- _Stated exercise_: Show all lines of the listing that hold the word "complete".

◆ ◆ ◆ ◆ ◆

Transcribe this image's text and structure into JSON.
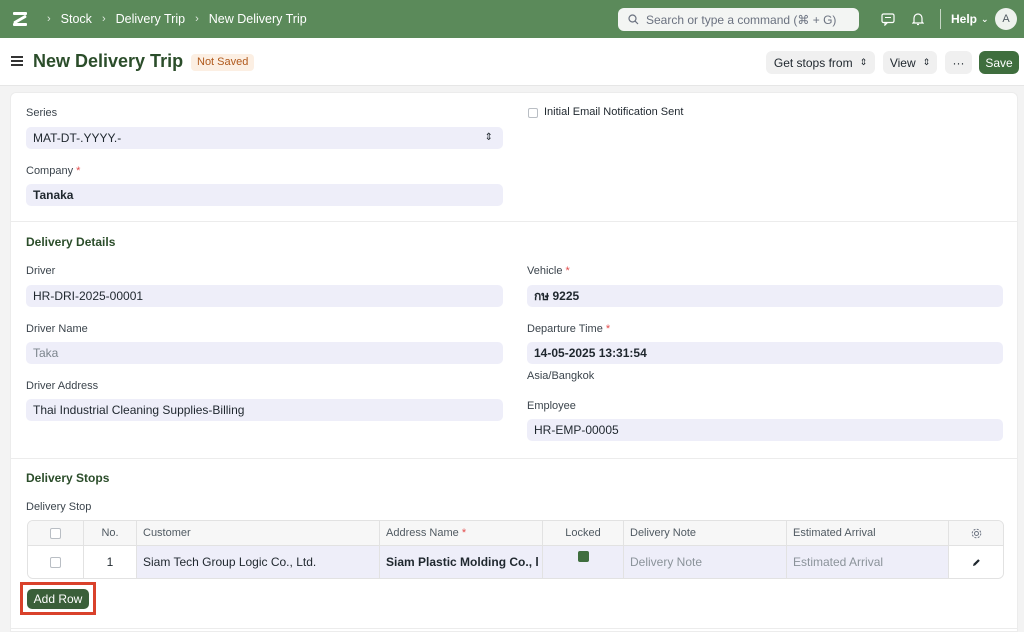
{
  "navbar": {
    "breadcrumbs": [
      "Stock",
      "Delivery Trip",
      "New Delivery Trip"
    ],
    "search_placeholder": "Search or type a command (⌘ + G)",
    "help_label": "Help",
    "avatar_initial": "A",
    "accent_color": "#5b8a5a"
  },
  "page": {
    "title": "New Delivery Trip",
    "status_badge": "Not Saved",
    "get_stops_label": "Get stops from",
    "view_label": "View",
    "more_label": "···",
    "save_label": "Save"
  },
  "form": {
    "series_label": "Series",
    "series_value": "MAT-DT-.YYYY.-",
    "email_sent_label": "Initial Email Notification Sent",
    "company_label": "Company",
    "company_value": "Tanaka",
    "delivery_details_title": "Delivery Details",
    "driver_label": "Driver",
    "driver_value": "HR-DRI-2025-00001",
    "vehicle_label": "Vehicle",
    "vehicle_value": "กษ 9225",
    "driver_name_label": "Driver Name",
    "driver_name_value": "Taka",
    "departure_time_label": "Departure Time",
    "departure_time_value": "14-05-2025 13:31:54",
    "timezone_text": "Asia/Bangkok",
    "driver_address_label": "Driver Address",
    "driver_address_value": "Thai Industrial Cleaning Supplies-Billing",
    "employee_label": "Employee",
    "employee_value": "HR-EMP-00005",
    "delivery_stops_title": "Delivery Stops",
    "delivery_stop_label": "Delivery Stop",
    "required_mark": "*"
  },
  "stops_table": {
    "headers": {
      "no": "No.",
      "customer": "Customer",
      "address_name": "Address Name",
      "locked": "Locked",
      "delivery_note": "Delivery Note",
      "estimated_arrival": "Estimated Arrival"
    },
    "rows": [
      {
        "no": "1",
        "customer": "Siam Tech Group Logic Co., Ltd.",
        "address_name": "Siam Plastic Molding Co., l",
        "delivery_note": "Delivery Note",
        "estimated_arrival": "Estimated Arrival"
      }
    ],
    "add_row_label": "Add Row"
  }
}
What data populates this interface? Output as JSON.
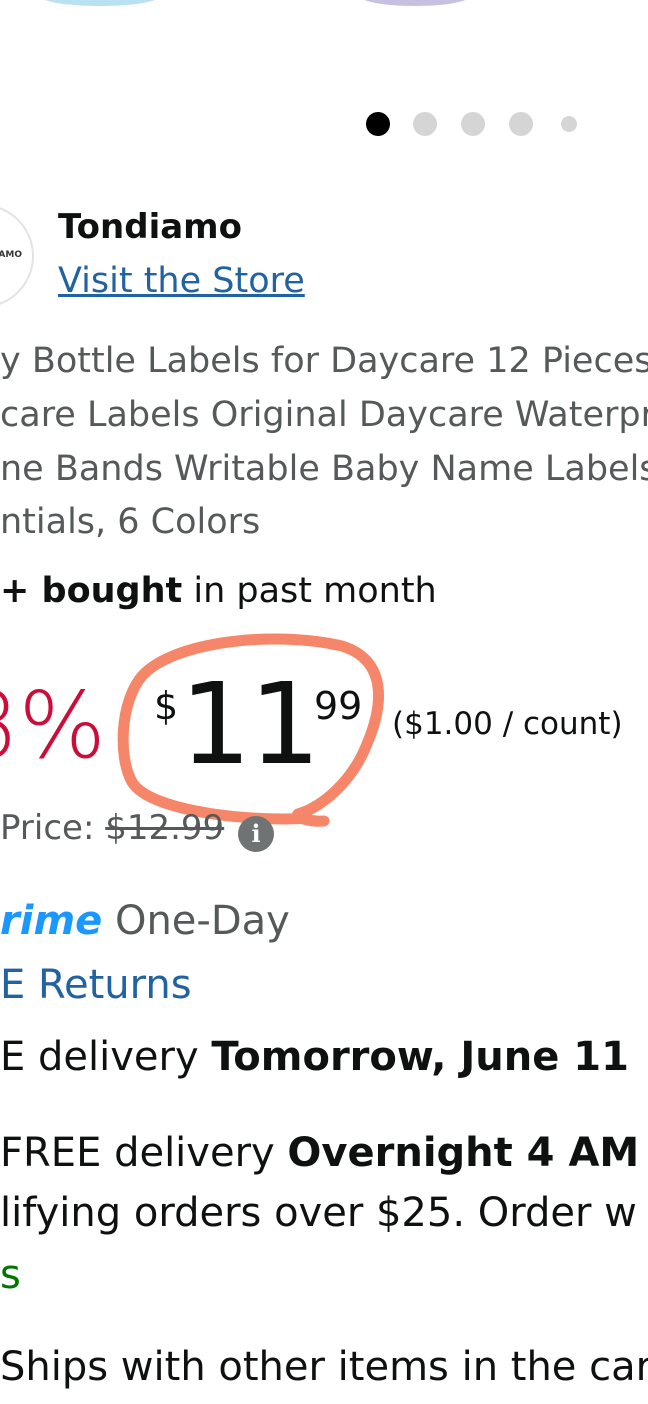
{
  "carousel": {
    "dot_count": 5,
    "active_index": 0
  },
  "brand": {
    "logo_text": "AMO",
    "name": "Tondiamo",
    "visit_store": "Visit the Store"
  },
  "product": {
    "title_lines": [
      "y Bottle Labels for Daycare 12 Pieces",
      "care Labels Original Daycare Waterpro",
      "ne Bands Writable Baby Name Labels",
      "ntials, 6 Colors"
    ],
    "bought_prefix": "+ bought",
    "bought_suffix": " in past month"
  },
  "price": {
    "discount": "8%",
    "currency_symbol": "$",
    "whole": "11",
    "fraction": "99",
    "per_unit": "($1.00 / count)",
    "list_price_label": "Price: ",
    "list_price_value": "$12.99",
    "info_icon": "i",
    "annotation_color": "#f4714f"
  },
  "shipping": {
    "prime_word": "rime",
    "prime_suffix": " One-Day",
    "returns": "E Returns",
    "delivery_prefix": "E delivery ",
    "delivery_date": "Tomorrow, June 11",
    "fastest_prefix": "FREE delivery ",
    "fastest_time": "Overnight 4 AM -",
    "qualifying_text": "lifying orders over $25. Order w",
    "details_link": "s",
    "ships_with": "Ships with other items in the car"
  },
  "colors": {
    "discount_red": "#cc0c39",
    "link_blue": "#2162a1",
    "prime_blue": "#1a98ff",
    "secondary_gray": "#565959",
    "green": "#007600"
  }
}
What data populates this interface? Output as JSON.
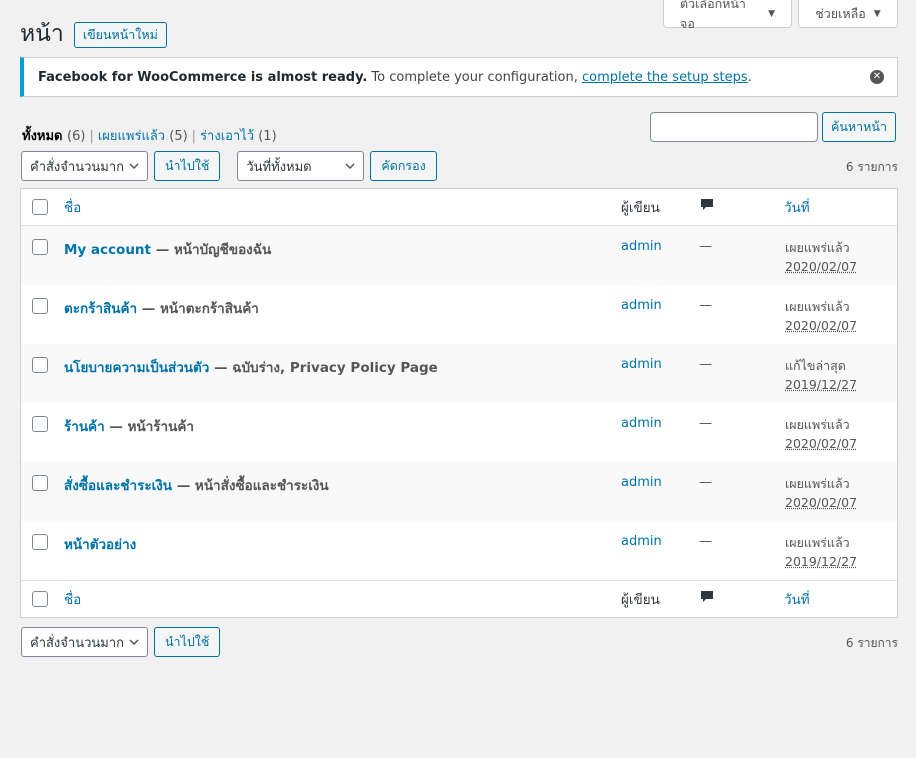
{
  "screen_options": {
    "label": "ตัวเลือกหน้าจอ"
  },
  "help": {
    "label": "ช่วยเหลือ"
  },
  "page": {
    "title": "หน้า",
    "add_new": "เขียนหน้าใหม่"
  },
  "notice": {
    "bold": "Facebook for WooCommerce is almost ready.",
    "text": " To complete your configuration, ",
    "link": "complete the setup steps",
    "end": "."
  },
  "views": [
    {
      "label": "ทั้งหมด",
      "count": "(6)"
    },
    {
      "label": "เผยแพร่แล้ว",
      "count": "(5)"
    },
    {
      "label": "ร่างเอาไว้",
      "count": "(1)"
    }
  ],
  "search": {
    "button": "ค้นหาหน้า",
    "value": ""
  },
  "bulk": {
    "selected": "คำสั่งจำนวนมาก",
    "apply": "นำไปใช้"
  },
  "dates": {
    "selected": "วันที่ทั้งหมด",
    "filter": "คัดกรอง"
  },
  "count_label": "6 รายการ",
  "columns": {
    "title": "ชื่อ",
    "author": "ผู้เขียน",
    "date": "วันที่"
  },
  "rows": [
    {
      "title": "My account",
      "state": " — หน้าบัญชีของฉัน",
      "author": "admin",
      "comments": "—",
      "status": "เผยแพร่แล้ว",
      "date": "2020/02/07"
    },
    {
      "title": "ตะกร้าสินค้า",
      "state": " — หน้าตะกร้าสินค้า",
      "author": "admin",
      "comments": "—",
      "status": "เผยแพร่แล้ว",
      "date": "2020/02/07"
    },
    {
      "title": "นโยบายความเป็นส่วนตัว",
      "state": " — ฉบับร่าง, Privacy Policy Page",
      "author": "admin",
      "comments": "—",
      "status": "แก้ไขล่าสุด",
      "date": "2019/12/27"
    },
    {
      "title": "ร้านค้า",
      "state": " — หน้าร้านค้า",
      "author": "admin",
      "comments": "—",
      "status": "เผยแพร่แล้ว",
      "date": "2020/02/07"
    },
    {
      "title": "สั่งซื้อและชำระเงิน",
      "state": " — หน้าสั่งซื้อและชำระเงิน",
      "author": "admin",
      "comments": "—",
      "status": "เผยแพร่แล้ว",
      "date": "2020/02/07"
    },
    {
      "title": "หน้าตัวอย่าง",
      "state": "",
      "author": "admin",
      "comments": "—",
      "status": "เผยแพร่แล้ว",
      "date": "2019/12/27"
    }
  ]
}
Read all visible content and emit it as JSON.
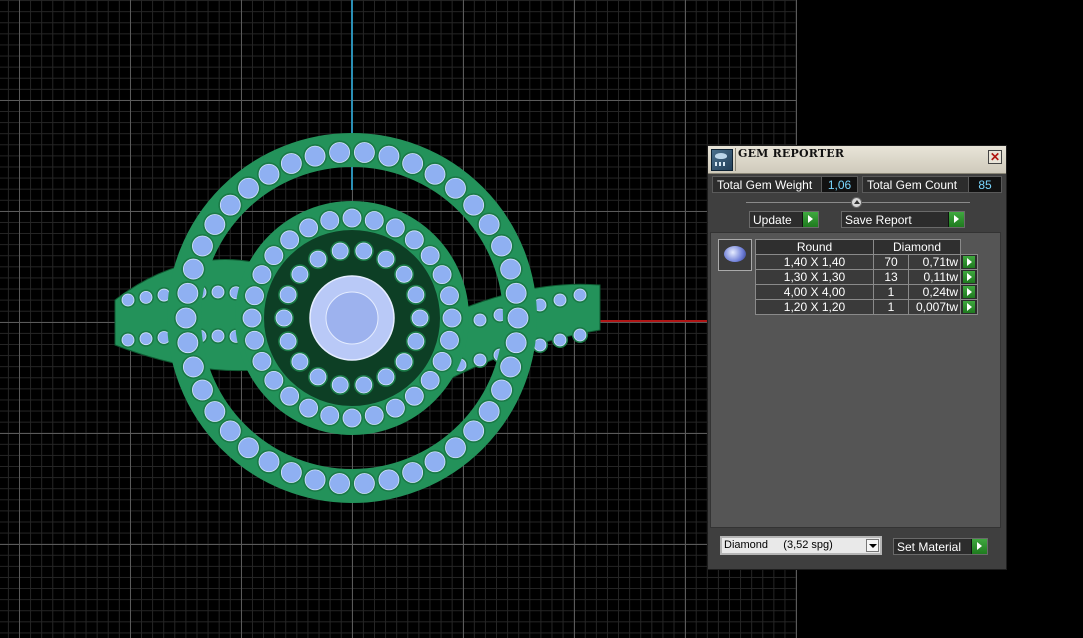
{
  "panel": {
    "title": "GEM REPORTER",
    "close_glyph": "✕",
    "total_weight_label": "Total Gem Weight",
    "total_weight_value": "1,06",
    "total_count_label": "Total Gem Count",
    "total_count_value": "85",
    "update_label": "Update",
    "save_report_label": "Save Report",
    "table": {
      "shape_header": "Round",
      "material_header": "Diamond",
      "rows": [
        {
          "size": "1,40 X 1,40",
          "count": "70",
          "weight": "0,71tw"
        },
        {
          "size": "1,30 X 1,30",
          "count": "13",
          "weight": "0,11tw"
        },
        {
          "size": "4,00 X 4,00",
          "count": "1",
          "weight": "0,24tw"
        },
        {
          "size": "1,20 X 1,20",
          "count": "1",
          "weight": "0,007tw"
        }
      ]
    },
    "material_select_value": "Diamond     (3,52 spg)",
    "set_material_label": "Set Material"
  },
  "icons": [
    "gem-reporter-icon",
    "close-icon",
    "arrow-right-icon",
    "gem-thumbnail-icon",
    "dropdown-arrow-icon"
  ],
  "colors": {
    "ring_metal": "#23925a",
    "gems": "#8fb0f2",
    "value_text": "#7ad7ff",
    "button_arrow": "#2f9a2f",
    "axis_y": "#2a8fb5",
    "axis_x": "#b01515"
  }
}
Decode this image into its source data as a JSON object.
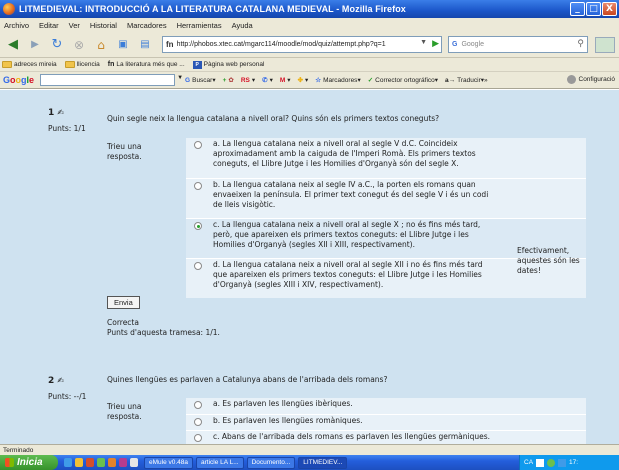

◆ ◆ ◆ ◆ ◆

- _Solution for this problem_:
    "text": " To complete your configuration, ",
    "link": "complete the setup steps",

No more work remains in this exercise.